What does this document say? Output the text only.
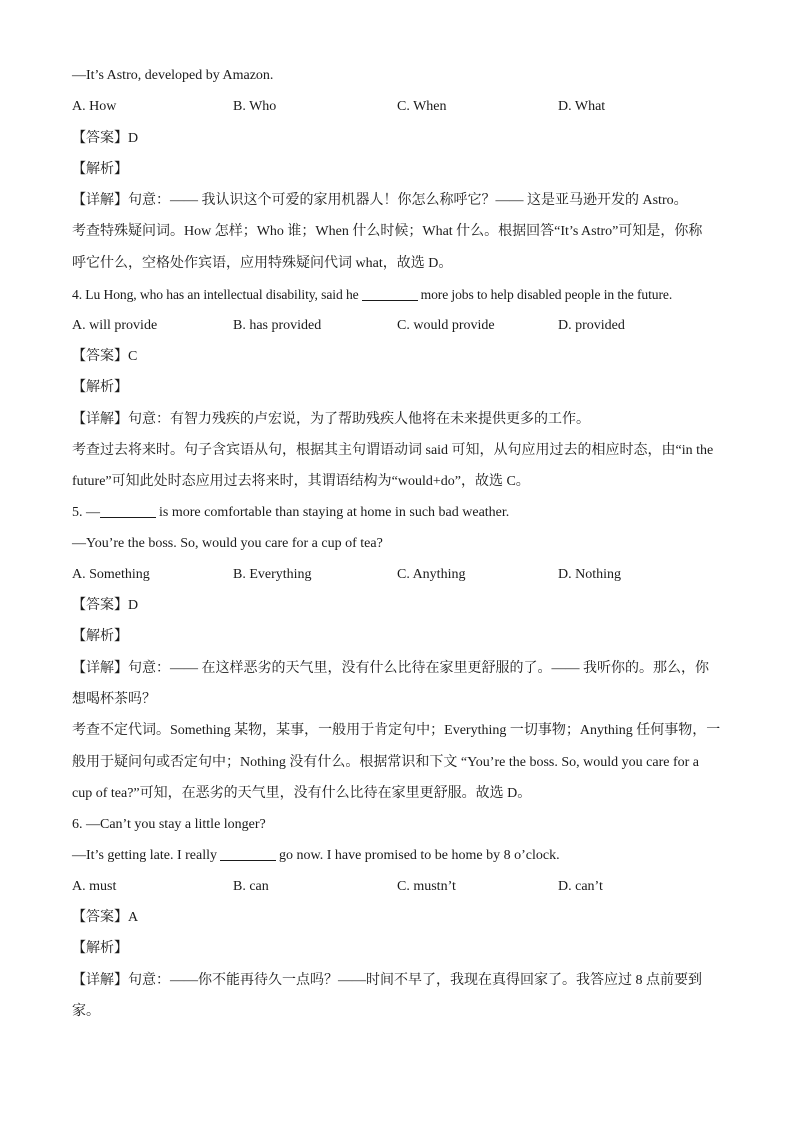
—It’s Astro, developed by Amazon.
A. How	B. Who	C. When	D. What
【答案】D
【解析】
【详解】句意：—— 我认识这个可爱的家用机器人！你怎么称呼它？—— 这是亚马逊开发的 Astro。
考查特殊疑问词。How 怎样；Who 谁；When 什么时候；What 什么。根据回答“It’s Astro”可知是，你称
呼它什么，空格处作宾语，应用特殊疑问代词 what，故选 D。
4. Lu Hong, who has an intellectual disability, said he	more jobs to help disabled people in the future.
A. will provide	B. has provided	C. would provide	D. provided
【答案】C
【解析】
【详解】句意：有智力残疾的卢宏说，为了帮助残疾人他将在未来提供更多的工作。
考查过去将来时。句子含宾语从句，根据其主句谓语动词 said 可知，从句应用过去的相应时态，由“in the
future”可知此处时态应用过去将来时，其谓语结构为“would+do”，故选 C。
5. —	is more comfortable than staying at home in such bad weather.
—You’re the boss. So, would you care for a cup of tea?
A. Something	B. Everything	C. Anything	D. Nothing
【答案】D
【解析】
【详解】句意：—— 在这样恶劣的天气里，没有什么比待在家里更舒服的了。—— 我听你的。那么，你
想喝杯茶吗？
考查不定代词。Something 某物，某事，一般用于肯定句中；Everything 一切事物；Anything 任何事物，一
般用于疑问句或否定句中；Nothing 没有什么。根据常识和下文 “You’re the boss. So, would you care for a
cup of tea?”可知，在恶劣的天气里，没有什么比待在家里更舒服。故选 D。
6. —Can’t you stay a little longer?
—It’s getting late. I really	go now. I have promised to be home by 8 o’clock.
A. must	B. can	C. mustn’t	D. can’t
【答案】A
【解析】
【详解】句意：——你不能再待久一点吗？——时间不早了，我现在真得回家了。我答应过 8 点前要到
家。
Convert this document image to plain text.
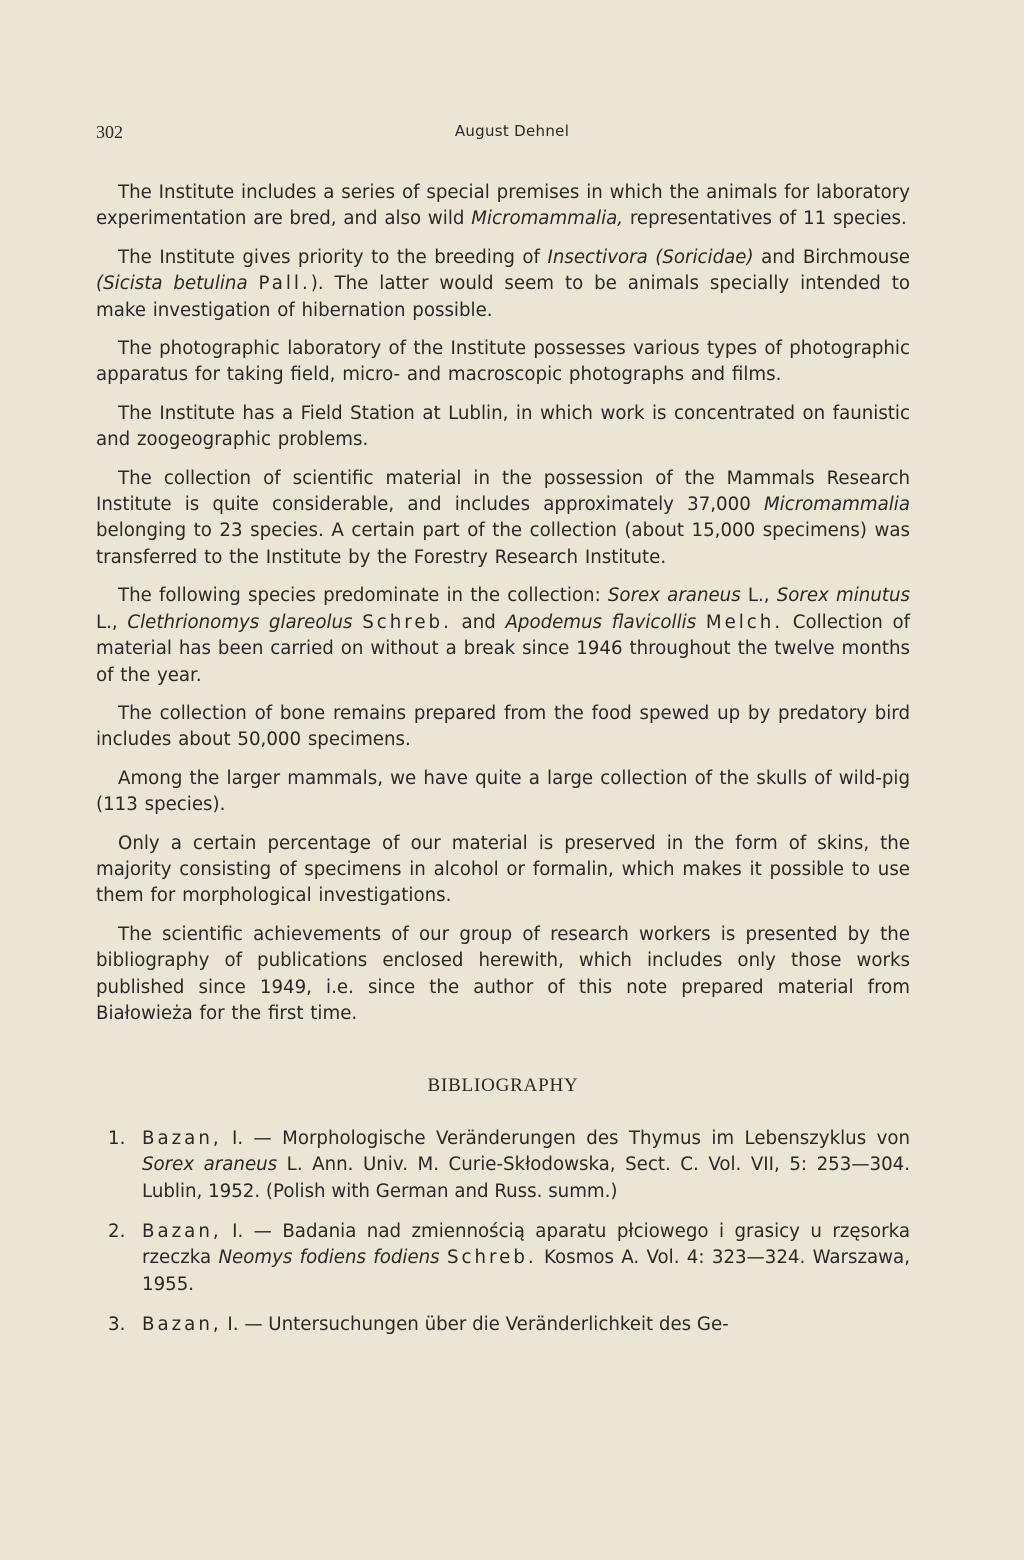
302	August Dehnel

The Institute includes a series of special premises in which the animals for laboratory experimentation are bred, and also wild Micromammalia, representatives of 11 species.

The Institute gives priority to the breeding of Insectivora (Soricidae) and Birchmouse (Sicista betulina Pall.). The latter would seem to be animals specially intended to make investigation of hibernation possible.

The photographic laboratory of the Institute possesses various types of photographic apparatus for taking field, micro- and macroscopic photographs and films.

The Institute has a Field Station at Lublin, in which work is concentrated on faunistic and zoogeographic problems.

The collection of scientific material in the possession of the Mammals Research Institute is quite considerable, and includes approximately 37,000 Micromammalia belonging to 23 species. A certain part of the collection (about 15,000 specimens) was transferred to the Institute by the Forestry Research Institute.

The following species predominate in the collection: Sorex araneus L., Sorex minutus L., Clethrionomys glareolus Schreb. and Apodemus flavicollis Melch. Collection of material has been carried on without a break since 1946 throughout the twelve months of the year.

The collection of bone remains prepared from the food spewed up by predatory bird includes about 50,000 specimens.

Among the larger mammals, we have quite a large collection of the skulls of wild-pig (113 species).

Only a certain percentage of our material is preserved in the form of skins, the majority consisting of specimens in alcohol or formalin, which makes it possible to use them for morphological investigations.

The scientific achievements of our group of research workers is presented by the bibliography of publications enclosed herewith, which includes only those works published since 1949, i.e. since the author of this note prepared material from Białowieża for the first time.

BIBLIOGRAPHY
1. Bazan, I. — Morphologische Veränderungen des Thymus im Lebenszyklus von Sorex araneus L. Ann. Univ. M. Curie-Skłodowska, Sect. C. Vol. VII, 5: 253—304. Lublin, 1952. (Polish with German and Russ. summ.)
2. Bazan, I. — Badania nad zmiennością aparatu płciowego i grasicy u rzęsorka rzeczka Neomys fodiens fodiens Schreb. Kosmos A. Vol. 4: 323—324. Warszawa, 1955.
3. Bazan, I. — Untersuchungen über die Veränderlichkeit des Ge-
::::::
## EXERCISE
Repeat the records above exactly, omitting every picture.

## SOLUTION FOR THIS EXERCISE
What does this document say? Output the text only.
—It’s Astro, developed by Amazon.
A. How	B. Who	C. When	D. What
【答案】D
【解析】
【详解】句意：—— 我认识这个可爱的家用机器人！你怎么称呼它？—— 这是亚马逊开发的 Astro。
考查特殊疑问词。How 怎样；Who 谁；When 什么时候；What 什么。根据回答“It’s Astro”可知是，你称
呼它什么，空格处作宾语，应用特殊疑问代词 what，故选 D。
4. Lu Hong, who has an intellectual disability, said he	more jobs to help disabled people in the future.
A. will provide	B. has provided	C. would provide	D. provided
【答案】C
【解析】
【详解】句意：有智力残疾的卢宏说，为了帮助残疾人他将在未来提供更多的工作。
考查过去将来时。句子含宾语从句，根据其主句谓语动词 said 可知，从句应用过去的相应时态，由“in the
future”可知此处时态应用过去将来时，其谓语结构为“would+do”，故选 C。
5. —	is more comfortable than staying at home in such bad weather.
—You’re the boss. So, would you care for a cup of tea?
A. Something	B. Everything	C. Anything	D. Nothing
【答案】D
【解析】
【详解】句意：—— 在这样恶劣的天气里，没有什么比待在家里更舒服的了。—— 我听你的。那么，你
想喝杯茶吗？
考查不定代词。Something 某物，某事，一般用于肯定句中；Everything 一切事物；Anything 任何事物，一
般用于疑问句或否定句中；Nothing 没有什么。根据常识和下文 “You’re the boss. So, would you care for a
cup of tea?”可知，在恶劣的天气里，没有什么比待在家里更舒服。故选 D。
6. —Can’t you stay a little longer?
—It’s getting late. I really	go now. I have promised to be home by 8 o’clock.
A. must	B. can	C. mustn’t	D. can’t
【答案】A
【解析】
【详解】句意：——你不能再待久一点吗？——时间不早了，我现在真得回家了。我答应过 8 点前要到
家。
Convert this document image to plain text.
302	August Dehnel

The Institute includes a series of special premises in which the animals for laboratory experimentation are bred, and also wild Micromammalia, representatives of 11 species.

The Institute gives priority to the breeding of Insectivora (Soricidae) and Birchmouse (Sicista betulina Pall.). The latter would seem to be animals specially intended to make investigation of hibernation possible.

The photographic laboratory of the Institute possesses various types of photographic apparatus for taking field, micro- and macroscopic photographs and films.

The Institute has a Field Station at Lublin, in which work is concentrated on faunistic and zoogeographic problems.

The collection of scientific material in the possession of the Mammals Research Institute is quite considerable, and includes approximately 37,000 Micromammalia belonging to 23 species. A certain part of the collection (about 15,000 specimens) was transferred to the Institute by the Forestry Research Institute.

The following species predominate in the collection: Sorex araneus L., Sorex minutus L., Clethrionomys glareolus Schreb. and Apodemus flavicollis Melch. Collection of material has been carried on without a break since 1946 throughout the twelve months of the year.

The collection of bone remains prepared from the food spewed up by predatory bird includes about 50,000 specimens.

Among the larger mammals, we have quite a large collection of the skulls of wild-pig (113 species).

Only a certain percentage of our material is preserved in the form of skins, the majority consisting of specimens in alcohol or formalin, which makes it possible to use them for morphological investigations.

The scientific achievements of our group of research workers is presented by the bibliography of publications enclosed herewith, which includes only those works published since 1949, i.e. since the author of this note prepared material from Białowieża for the first time.

BIBLIOGRAPHY
1. Bazan, I. — Morphologische Veränderungen des Thymus im Lebenszyklus von Sorex araneus L. Ann. Univ. M. Curie-Skłodowska, Sect. C. Vol. VII, 5: 253—304. Lublin, 1952. (Polish with German and Russ. summ.)
2. Bazan, I. — Badania nad zmiennością aparatu płciowego i grasicy u rzęsorka rzeczka Neomys fodiens fodiens Schreb. Kosmos A. Vol. 4: 323—324. Warszawa, 1955.
3. Bazan, I. — Untersuchungen über die Veränderlichkeit des Ge-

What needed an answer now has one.